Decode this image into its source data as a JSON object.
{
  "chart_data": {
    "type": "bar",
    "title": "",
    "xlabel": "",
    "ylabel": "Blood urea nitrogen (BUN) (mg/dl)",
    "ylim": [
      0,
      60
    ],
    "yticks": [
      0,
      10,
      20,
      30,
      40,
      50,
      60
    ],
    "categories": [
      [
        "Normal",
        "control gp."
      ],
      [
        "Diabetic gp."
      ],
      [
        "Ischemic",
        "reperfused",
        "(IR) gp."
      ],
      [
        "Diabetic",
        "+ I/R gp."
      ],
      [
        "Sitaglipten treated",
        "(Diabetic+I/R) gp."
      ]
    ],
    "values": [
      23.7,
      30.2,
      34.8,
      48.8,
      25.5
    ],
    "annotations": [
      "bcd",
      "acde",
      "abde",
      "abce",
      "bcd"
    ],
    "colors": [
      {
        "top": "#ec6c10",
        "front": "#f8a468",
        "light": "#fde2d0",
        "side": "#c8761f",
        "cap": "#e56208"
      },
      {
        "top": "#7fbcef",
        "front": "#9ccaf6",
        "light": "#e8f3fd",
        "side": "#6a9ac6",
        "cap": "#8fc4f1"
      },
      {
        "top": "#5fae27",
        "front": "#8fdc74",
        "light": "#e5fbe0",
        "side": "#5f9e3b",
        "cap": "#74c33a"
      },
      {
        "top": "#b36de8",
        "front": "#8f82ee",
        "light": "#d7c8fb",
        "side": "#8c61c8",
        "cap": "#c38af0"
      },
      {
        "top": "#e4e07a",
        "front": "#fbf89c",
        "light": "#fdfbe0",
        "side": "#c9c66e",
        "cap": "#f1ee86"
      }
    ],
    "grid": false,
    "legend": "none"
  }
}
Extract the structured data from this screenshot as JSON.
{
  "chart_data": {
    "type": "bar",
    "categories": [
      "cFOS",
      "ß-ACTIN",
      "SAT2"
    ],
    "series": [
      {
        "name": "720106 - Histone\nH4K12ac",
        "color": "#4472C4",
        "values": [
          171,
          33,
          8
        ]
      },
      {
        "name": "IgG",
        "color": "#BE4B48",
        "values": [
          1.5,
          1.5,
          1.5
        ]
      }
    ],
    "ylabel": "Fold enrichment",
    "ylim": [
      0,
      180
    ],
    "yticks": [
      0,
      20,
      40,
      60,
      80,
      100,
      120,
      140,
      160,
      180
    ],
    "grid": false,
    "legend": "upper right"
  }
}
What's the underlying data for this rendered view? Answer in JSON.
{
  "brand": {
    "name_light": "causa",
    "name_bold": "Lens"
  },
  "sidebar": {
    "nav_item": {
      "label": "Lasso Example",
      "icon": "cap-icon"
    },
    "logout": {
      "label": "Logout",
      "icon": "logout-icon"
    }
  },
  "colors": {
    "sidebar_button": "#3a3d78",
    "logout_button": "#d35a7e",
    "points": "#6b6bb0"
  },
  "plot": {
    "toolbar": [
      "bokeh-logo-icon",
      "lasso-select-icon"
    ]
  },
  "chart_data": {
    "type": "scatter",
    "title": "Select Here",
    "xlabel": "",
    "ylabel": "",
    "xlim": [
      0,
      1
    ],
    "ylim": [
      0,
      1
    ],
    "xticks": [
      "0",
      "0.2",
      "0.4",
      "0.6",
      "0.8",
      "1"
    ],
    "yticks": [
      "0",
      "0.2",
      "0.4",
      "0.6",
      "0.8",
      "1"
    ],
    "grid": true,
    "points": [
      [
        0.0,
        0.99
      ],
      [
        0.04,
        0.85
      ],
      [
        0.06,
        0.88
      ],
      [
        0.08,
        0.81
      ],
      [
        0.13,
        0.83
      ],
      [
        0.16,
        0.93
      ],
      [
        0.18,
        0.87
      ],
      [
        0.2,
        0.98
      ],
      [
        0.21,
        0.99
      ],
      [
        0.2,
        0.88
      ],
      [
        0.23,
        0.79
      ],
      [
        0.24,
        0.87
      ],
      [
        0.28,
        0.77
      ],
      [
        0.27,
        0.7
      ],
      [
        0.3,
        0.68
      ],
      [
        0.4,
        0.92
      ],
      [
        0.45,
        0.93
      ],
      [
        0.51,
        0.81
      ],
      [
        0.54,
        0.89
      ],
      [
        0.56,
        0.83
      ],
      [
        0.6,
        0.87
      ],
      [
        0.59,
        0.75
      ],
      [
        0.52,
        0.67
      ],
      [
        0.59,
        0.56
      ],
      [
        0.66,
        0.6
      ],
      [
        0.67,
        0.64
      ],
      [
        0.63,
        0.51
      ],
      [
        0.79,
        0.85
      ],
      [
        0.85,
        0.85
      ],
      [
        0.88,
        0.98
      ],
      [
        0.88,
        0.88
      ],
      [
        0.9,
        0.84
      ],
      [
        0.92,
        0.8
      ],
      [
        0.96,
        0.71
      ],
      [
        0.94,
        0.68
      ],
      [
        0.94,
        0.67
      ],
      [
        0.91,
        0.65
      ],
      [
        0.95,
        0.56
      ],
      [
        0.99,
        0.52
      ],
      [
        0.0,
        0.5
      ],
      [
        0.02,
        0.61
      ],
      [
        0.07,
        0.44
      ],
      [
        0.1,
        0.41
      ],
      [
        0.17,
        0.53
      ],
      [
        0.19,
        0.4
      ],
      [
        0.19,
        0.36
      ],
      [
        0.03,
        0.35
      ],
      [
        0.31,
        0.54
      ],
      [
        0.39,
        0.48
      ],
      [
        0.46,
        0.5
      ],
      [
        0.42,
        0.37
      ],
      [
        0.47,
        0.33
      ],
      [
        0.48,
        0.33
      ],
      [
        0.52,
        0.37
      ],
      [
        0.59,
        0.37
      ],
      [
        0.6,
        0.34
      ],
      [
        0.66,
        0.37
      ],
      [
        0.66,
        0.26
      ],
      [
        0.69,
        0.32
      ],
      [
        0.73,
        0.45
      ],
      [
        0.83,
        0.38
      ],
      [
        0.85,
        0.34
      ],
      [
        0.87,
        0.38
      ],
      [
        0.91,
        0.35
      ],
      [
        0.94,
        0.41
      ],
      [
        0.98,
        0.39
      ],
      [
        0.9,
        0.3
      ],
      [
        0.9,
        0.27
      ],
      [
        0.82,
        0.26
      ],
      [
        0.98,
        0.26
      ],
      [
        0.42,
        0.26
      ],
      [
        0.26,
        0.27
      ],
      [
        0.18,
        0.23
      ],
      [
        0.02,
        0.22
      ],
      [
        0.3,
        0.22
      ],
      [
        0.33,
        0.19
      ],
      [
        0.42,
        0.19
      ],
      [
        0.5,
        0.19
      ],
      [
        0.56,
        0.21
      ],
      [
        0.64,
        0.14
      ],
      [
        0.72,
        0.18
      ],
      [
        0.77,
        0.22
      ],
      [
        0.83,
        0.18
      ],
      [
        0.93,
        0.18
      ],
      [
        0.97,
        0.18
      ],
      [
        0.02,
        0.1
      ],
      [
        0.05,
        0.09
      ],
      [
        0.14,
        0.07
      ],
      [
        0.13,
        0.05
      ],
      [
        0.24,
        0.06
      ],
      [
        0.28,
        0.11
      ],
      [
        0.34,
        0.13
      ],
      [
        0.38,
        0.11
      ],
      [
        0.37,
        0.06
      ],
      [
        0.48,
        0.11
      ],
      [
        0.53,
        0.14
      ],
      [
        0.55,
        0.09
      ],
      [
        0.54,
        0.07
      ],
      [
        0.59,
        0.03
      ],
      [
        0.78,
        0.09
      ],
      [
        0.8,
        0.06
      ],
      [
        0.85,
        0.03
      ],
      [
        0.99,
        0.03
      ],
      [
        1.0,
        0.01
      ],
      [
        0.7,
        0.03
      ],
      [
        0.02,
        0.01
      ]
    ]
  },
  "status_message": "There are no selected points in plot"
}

• **TO DO**: Reproduce every line of the material above exactly.

• **EXERCISE RESULT**:
Decode this image into its source data as a JSON object.
{
  "chart_data": {
    "type": "bar",
    "title": "",
    "xlabel": "",
    "ylabel": "Blood urea nitrogen (BUN) (mg/dl)",
    "ylim": [
      0,
      60
    ],
    "yticks": [
      0,
      10,
      20,
      30,
      40,
      50,
      60
    ],
    "categories": [
      [
        "Normal",
        "control gp."
      ],
      [
        "Diabetic gp."
      ],
      [
        "Ischemic",
        "reperfused",
        "(IR) gp."
      ],
      [
        "Diabetic",
        "+ I/R gp."
      ],
      [
        "Sitaglipten treated",
        "(Diabetic+I/R) gp."
      ]
    ],
    "values": [
      23.7,
      30.2,
      34.8,
      48.8,
      25.5
    ],
    "annotations": [
      "bcd",
      "acde",
      "abde",
      "abce",
      "bcd"
    ],
    "colors": [
      {
        "top": "#ec6c10",
        "front": "#f8a468",
        "light": "#fde2d0",
        "side": "#c8761f",
        "cap": "#e56208"
      },
      {
        "top": "#7fbcef",
        "front": "#9ccaf6",
        "light": "#e8f3fd",
        "side": "#6a9ac6",
        "cap": "#8fc4f1"
      },
      {
        "top": "#5fae27",
        "front": "#8fdc74",
        "light": "#e5fbe0",
        "side": "#5f9e3b",
        "cap": "#74c33a"
      },
      {
        "top": "#b36de8",
        "front": "#8f82ee",
        "light": "#d7c8fb",
        "side": "#8c61c8",
        "cap": "#c38af0"
      },
      {
        "top": "#e4e07a",
        "front": "#fbf89c",
        "light": "#fdfbe0",
        "side": "#c9c66e",
        "cap": "#f1ee86"
      }
    ],
    "grid": false,
    "legend": "none"
  }
}
Extract the structured data from this screenshot as JSON.
{
  "chart_data": {
    "type": "bar",
    "categories": [
      "cFOS",
      "ß-ACTIN",
      "SAT2"
    ],
    "series": [
      {
        "name": "720106 - Histone\nH4K12ac",
        "color": "#4472C4",
        "values": [
          171,
          33,
          8
        ]
      },
      {
        "name": "IgG",
        "color": "#BE4B48",
        "values": [
          1.5,
          1.5,
          1.5
        ]
      }
    ],
    "ylabel": "Fold enrichment",
    "ylim": [
      0,
      180
    ],
    "yticks": [
      0,
      20,
      40,
      60,
      80,
      100,
      120,
      140,
      160,
      180
    ],
    "grid": false,
    "legend": "upper right"
  }
}
What's the underlying data for this rendered view? Answer in JSON.
{
  "brand": {
    "name_light": "causa",
    "name_bold": "Lens"
  },
  "sidebar": {
    "nav_item": {
      "label": "Lasso Example",
      "icon": "cap-icon"
    },
    "logout": {
      "label": "Logout",
      "icon": "logout-icon"
    }
  },
  "colors": {
    "sidebar_button": "#3a3d78",
    "logout_button": "#d35a7e",
    "points": "#6b6bb0"
  },
  "plot": {
    "toolbar": [
      "bokeh-logo-icon",
      "lasso-select-icon"
    ]
  },
  "chart_data": {
    "type": "scatter",
    "title": "Select Here",
    "xlabel": "",
    "ylabel": "",
    "xlim": [
      0,
      1
    ],
    "ylim": [
      0,
      1
    ],
    "xticks": [
      "0",
      "0.2",
      "0.4",
      "0.6",
      "0.8",
      "1"
    ],
    "yticks": [
      "0",
      "0.2",
      "0.4",
      "0.6",
      "0.8",
      "1"
    ],
    "grid": true,
    "points": [
      [
        0.0,
        0.99
      ],
      [
        0.04,
        0.85
      ],
      [
        0.06,
        0.88
      ],
      [
        0.08,
        0.81
      ],
      [
        0.13,
        0.83
      ],
      [
        0.16,
        0.93
      ],
      [
        0.18,
        0.87
      ],
      [
        0.2,
        0.98
      ],
      [
        0.21,
        0.99
      ],
      [
        0.2,
        0.88
      ],
      [
        0.23,
        0.79
      ],
      [
        0.24,
        0.87
      ],
      [
        0.28,
        0.77
      ],
      [
        0.27,
        0.7
      ],
      [
        0.3,
        0.68
      ],
      [
        0.4,
        0.92
      ],
      [
        0.45,
        0.93
      ],
      [
        0.51,
        0.81
      ],
      [
        0.54,
        0.89
      ],
      [
        0.56,
        0.83
      ],
      [
        0.6,
        0.87
      ],
      [
        0.59,
        0.75
      ],
      [
        0.52,
        0.67
      ],
      [
        0.59,
        0.56
      ],
      [
        0.66,
        0.6
      ],
      [
        0.67,
        0.64
      ],
      [
        0.63,
        0.51
      ],
      [
        0.79,
        0.85
      ],
      [
        0.85,
        0.85
      ],
      [
        0.88,
        0.98
      ],
      [
        0.88,
        0.88
      ],
      [
        0.9,
        0.84
      ],
      [
        0.92,
        0.8
      ],
      [
        0.96,
        0.71
      ],
      [
        0.94,
        0.68
      ],
      [
        0.94,
        0.67
      ],
      [
        0.91,
        0.65
      ],
      [
        0.95,
        0.56
      ],
      [
        0.99,
        0.52
      ],
      [
        0.0,
        0.5
      ],
      [
        0.02,
        0.61
      ],
      [
        0.07,
        0.44
      ],
      [
        0.1,
        0.41
      ],
      [
        0.17,
        0.53
      ],
      [
        0.19,
        0.4
      ],
      [
        0.19,
        0.36
      ],
      [
        0.03,
        0.35
      ],
      [
        0.31,
        0.54
      ],
      [
        0.39,
        0.48
      ],
      [
        0.46,
        0.5
      ],
      [
        0.42,
        0.37
      ],
      [
        0.47,
        0.33
      ],
      [
        0.48,
        0.33
      ],
      [
        0.52,
        0.37
      ],
      [
        0.59,
        0.37
      ],
      [
        0.6,
        0.34
      ],
      [
        0.66,
        0.37
      ],
      [
        0.66,
        0.26
      ],
      [
        0.69,
        0.32
      ],
      [
        0.73,
        0.45
      ],
      [
        0.83,
        0.38
      ],
      [
        0.85,
        0.34
      ],
      [
        0.87,
        0.38
      ],
      [
        0.91,
        0.35
      ],
      [
        0.94,
        0.41
      ],
      [
        0.98,
        0.39
      ],
      [
        0.9,
        0.3
      ],
      [
        0.9,
        0.27
      ],
      [
        0.82,
        0.26
      ],
      [
        0.98,
        0.26
      ],
      [
        0.42,
        0.26
      ],
      [
        0.26,
        0.27
      ],
      [
        0.18,
        0.23
      ],
      [
        0.02,
        0.22
      ],
      [
        0.3,
        0.22
      ],
      [
        0.33,
        0.19
      ],
      [
        0.42,
        0.19
      ],
      [
        0.5,
        0.19
      ],
      [
        0.56,
        0.21
      ],
      [
        0.64,
        0.14
      ],
      [
        0.72,
        0.18
      ],
      [
        0.77,
        0.22
      ],
      [
        0.83,
        0.18
      ],
      [
        0.93,
        0.18
      ],
      [
        0.97,
        0.18
      ],
      [
        0.02,
        0.1
      ],
      [
        0.05,
        0.09
      ],
      [
        0.14,
        0.07
      ],
      [
        0.13,
        0.05
      ],
      [
        0.24,
        0.06
      ],
      [
        0.28,
        0.11
      ],
      [
        0.34,
        0.13
      ],
      [
        0.38,
        0.11
      ],
      [
        0.37,
        0.06
      ],
      [
        0.48,
        0.11
      ],
      [
        0.53,
        0.14
      ],
      [
        0.55,
        0.09
      ],
      [
        0.54,
        0.07
      ],
      [
        0.59,
        0.03
      ],
      [
        0.78,
        0.09
      ],
      [
        0.8,
        0.06
      ],
      [
        0.85,
        0.03
      ],
      [
        0.99,
        0.03
      ],
      [
        1.0,
        0.01
      ],
      [
        0.7,
        0.03
      ],
      [
        0.02,
        0.01
      ]
    ]
  },
  "status_message": "There are no selected points in plot"
}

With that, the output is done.